● **What is expected**:
In the records below, pick out all lines containing the word "Dateien".

● **Records for processing**:
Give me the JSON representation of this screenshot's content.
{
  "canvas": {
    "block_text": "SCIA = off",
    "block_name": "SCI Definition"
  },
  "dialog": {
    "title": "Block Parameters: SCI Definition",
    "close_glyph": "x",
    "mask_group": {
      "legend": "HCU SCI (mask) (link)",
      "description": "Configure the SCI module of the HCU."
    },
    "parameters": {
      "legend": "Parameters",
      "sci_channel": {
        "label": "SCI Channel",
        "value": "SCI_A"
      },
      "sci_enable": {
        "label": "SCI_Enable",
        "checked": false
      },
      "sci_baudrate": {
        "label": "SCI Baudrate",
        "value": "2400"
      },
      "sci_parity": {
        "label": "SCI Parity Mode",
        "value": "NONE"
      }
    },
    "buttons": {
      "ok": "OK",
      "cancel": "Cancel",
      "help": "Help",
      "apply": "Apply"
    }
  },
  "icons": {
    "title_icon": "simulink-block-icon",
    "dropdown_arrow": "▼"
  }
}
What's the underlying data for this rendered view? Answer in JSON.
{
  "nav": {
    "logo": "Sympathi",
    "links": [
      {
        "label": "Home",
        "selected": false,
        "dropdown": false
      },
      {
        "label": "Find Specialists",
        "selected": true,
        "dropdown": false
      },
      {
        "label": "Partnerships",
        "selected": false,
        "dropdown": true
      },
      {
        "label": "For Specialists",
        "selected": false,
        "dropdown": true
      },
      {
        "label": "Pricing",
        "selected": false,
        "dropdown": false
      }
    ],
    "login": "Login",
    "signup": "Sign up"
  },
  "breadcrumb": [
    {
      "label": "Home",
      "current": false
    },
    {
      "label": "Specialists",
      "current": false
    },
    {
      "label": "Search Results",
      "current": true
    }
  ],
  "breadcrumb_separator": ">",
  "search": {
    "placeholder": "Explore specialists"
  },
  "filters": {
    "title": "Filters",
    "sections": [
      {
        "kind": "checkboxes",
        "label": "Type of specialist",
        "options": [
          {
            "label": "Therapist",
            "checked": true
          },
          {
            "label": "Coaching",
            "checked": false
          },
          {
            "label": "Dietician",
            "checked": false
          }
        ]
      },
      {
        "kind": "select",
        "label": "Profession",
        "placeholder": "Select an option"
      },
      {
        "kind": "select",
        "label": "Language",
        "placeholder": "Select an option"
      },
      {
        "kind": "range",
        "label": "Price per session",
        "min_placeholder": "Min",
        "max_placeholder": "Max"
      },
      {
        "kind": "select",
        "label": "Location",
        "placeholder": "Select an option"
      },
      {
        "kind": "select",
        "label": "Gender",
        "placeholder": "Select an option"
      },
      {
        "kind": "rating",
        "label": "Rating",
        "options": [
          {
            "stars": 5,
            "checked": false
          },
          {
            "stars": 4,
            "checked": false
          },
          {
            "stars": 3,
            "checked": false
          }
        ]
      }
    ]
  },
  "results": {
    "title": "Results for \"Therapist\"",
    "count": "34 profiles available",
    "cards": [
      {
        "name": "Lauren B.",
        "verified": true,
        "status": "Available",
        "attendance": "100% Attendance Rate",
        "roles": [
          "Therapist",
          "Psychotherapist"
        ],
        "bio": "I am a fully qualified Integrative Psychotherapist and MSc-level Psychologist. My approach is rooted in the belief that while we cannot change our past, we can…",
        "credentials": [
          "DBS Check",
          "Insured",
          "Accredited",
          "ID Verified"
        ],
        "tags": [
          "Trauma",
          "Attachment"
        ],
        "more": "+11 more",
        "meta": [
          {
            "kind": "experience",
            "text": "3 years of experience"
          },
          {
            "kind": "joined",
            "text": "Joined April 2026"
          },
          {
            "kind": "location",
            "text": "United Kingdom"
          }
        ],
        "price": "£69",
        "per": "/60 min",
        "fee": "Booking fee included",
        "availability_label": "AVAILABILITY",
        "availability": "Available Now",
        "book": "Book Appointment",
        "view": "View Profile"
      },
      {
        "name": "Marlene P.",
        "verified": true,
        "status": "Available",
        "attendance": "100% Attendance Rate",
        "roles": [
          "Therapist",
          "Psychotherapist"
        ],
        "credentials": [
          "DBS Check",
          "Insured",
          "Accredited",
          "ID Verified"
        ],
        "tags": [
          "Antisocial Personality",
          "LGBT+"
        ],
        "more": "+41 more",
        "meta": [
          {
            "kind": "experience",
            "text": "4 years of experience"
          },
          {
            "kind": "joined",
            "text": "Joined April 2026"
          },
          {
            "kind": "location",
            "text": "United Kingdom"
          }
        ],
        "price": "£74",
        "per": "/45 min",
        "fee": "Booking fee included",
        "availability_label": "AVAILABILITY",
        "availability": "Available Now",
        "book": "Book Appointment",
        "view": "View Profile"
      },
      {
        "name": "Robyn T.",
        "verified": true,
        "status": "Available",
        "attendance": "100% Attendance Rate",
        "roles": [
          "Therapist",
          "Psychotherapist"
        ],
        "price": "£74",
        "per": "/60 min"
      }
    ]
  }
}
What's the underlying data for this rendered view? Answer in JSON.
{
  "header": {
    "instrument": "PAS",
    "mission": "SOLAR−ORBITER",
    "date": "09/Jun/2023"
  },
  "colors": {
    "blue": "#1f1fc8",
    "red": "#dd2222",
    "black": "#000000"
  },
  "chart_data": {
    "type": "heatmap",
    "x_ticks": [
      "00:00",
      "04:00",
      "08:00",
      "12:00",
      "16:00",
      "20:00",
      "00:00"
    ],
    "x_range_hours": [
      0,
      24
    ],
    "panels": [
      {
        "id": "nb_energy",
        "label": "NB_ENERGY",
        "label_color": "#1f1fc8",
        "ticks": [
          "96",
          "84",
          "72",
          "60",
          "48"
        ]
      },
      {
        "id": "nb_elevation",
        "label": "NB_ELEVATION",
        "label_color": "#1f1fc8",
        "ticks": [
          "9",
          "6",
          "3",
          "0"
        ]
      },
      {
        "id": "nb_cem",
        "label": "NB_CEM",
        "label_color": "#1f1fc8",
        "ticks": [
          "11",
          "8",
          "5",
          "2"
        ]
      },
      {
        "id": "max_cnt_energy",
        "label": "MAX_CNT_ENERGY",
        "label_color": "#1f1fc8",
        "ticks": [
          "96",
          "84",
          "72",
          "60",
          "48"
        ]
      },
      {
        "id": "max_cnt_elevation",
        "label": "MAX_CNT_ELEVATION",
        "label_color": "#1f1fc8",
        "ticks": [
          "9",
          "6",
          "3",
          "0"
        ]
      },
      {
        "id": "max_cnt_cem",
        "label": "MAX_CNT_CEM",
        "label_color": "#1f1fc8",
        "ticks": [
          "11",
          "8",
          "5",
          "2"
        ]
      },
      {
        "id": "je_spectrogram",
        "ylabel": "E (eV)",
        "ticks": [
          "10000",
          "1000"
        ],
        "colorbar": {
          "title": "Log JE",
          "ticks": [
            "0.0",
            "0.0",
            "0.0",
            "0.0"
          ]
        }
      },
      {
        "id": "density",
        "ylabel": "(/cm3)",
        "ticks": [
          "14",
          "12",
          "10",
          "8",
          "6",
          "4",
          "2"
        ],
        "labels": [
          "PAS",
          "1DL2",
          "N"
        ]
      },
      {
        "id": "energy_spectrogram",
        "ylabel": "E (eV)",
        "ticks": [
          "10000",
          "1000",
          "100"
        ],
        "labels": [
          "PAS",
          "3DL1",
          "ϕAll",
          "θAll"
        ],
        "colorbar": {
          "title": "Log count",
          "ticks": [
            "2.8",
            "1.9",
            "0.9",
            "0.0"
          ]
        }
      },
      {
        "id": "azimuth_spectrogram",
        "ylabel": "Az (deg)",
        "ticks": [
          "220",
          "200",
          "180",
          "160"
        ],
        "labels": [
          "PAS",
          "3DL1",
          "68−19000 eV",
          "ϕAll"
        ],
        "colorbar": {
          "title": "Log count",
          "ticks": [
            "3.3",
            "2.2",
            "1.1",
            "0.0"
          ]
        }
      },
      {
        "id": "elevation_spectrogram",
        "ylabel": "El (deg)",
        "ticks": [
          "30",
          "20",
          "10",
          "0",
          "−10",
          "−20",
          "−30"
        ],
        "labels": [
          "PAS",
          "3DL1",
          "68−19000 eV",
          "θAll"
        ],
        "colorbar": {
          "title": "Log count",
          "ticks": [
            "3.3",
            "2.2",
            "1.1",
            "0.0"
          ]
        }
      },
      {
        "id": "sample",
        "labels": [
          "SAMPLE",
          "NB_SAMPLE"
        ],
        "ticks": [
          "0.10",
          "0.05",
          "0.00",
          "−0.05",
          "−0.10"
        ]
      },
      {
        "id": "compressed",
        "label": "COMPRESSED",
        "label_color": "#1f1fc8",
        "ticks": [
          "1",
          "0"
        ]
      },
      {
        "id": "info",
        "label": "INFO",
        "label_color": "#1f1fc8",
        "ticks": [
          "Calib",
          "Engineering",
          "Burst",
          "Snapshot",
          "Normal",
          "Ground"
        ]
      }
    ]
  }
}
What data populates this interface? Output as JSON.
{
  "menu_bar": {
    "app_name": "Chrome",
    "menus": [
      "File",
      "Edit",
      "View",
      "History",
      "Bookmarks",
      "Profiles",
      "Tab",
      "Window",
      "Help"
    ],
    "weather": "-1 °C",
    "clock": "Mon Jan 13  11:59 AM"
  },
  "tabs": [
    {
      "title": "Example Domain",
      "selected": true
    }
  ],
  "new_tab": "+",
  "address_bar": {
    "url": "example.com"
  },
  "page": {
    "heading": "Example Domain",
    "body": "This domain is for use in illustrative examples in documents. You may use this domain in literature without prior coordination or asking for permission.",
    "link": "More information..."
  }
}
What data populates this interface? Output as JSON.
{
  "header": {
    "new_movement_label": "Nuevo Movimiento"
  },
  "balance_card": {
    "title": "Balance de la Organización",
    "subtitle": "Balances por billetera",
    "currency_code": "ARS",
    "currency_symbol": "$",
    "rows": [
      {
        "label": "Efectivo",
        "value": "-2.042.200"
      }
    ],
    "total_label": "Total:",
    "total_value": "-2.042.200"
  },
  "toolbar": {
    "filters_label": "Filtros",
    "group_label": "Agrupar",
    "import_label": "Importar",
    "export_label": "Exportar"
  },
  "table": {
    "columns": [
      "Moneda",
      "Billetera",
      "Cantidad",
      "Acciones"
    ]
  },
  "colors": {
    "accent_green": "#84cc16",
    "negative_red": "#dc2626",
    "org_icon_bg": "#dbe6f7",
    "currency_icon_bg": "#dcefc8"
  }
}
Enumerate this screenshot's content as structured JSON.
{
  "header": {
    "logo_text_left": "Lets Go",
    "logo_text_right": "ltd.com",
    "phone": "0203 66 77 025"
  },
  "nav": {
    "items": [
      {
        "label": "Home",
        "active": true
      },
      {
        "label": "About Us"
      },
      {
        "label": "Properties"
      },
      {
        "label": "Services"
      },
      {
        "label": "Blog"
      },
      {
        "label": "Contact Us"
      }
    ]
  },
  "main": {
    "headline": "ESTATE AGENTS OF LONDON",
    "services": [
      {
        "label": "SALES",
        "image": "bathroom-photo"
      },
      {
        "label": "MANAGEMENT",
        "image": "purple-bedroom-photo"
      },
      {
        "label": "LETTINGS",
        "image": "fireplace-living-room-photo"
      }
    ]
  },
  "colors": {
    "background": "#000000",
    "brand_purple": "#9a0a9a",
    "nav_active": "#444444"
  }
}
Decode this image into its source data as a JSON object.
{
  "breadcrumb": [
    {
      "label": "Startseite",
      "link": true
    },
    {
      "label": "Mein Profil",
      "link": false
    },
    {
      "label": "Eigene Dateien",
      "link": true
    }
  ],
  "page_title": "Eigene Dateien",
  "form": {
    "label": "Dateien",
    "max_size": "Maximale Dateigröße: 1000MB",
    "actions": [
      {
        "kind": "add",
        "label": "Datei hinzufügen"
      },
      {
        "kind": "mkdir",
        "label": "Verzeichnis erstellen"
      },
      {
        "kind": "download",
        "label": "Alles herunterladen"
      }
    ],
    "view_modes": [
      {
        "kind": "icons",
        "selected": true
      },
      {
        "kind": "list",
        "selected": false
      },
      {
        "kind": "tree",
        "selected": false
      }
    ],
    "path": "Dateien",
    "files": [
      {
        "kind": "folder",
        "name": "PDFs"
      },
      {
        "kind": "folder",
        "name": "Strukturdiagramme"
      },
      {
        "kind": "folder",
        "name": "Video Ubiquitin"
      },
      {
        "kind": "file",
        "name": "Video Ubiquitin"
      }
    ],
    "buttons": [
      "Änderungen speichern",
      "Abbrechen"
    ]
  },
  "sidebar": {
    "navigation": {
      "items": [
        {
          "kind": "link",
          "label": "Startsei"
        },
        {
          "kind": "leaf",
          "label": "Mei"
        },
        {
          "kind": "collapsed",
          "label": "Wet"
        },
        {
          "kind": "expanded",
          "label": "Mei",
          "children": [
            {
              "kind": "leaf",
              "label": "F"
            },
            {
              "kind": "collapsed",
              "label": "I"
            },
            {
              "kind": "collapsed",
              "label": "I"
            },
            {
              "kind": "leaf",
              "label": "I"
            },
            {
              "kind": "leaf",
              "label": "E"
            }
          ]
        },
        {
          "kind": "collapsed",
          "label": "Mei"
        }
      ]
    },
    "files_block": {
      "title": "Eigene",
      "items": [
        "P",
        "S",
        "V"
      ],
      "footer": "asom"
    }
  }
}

● **Result of the task**:
      "label": "Eigene Dateien",
  "page_title": "Eigene Dateien",
    "label": "Dateien",
    "path": "Dateien",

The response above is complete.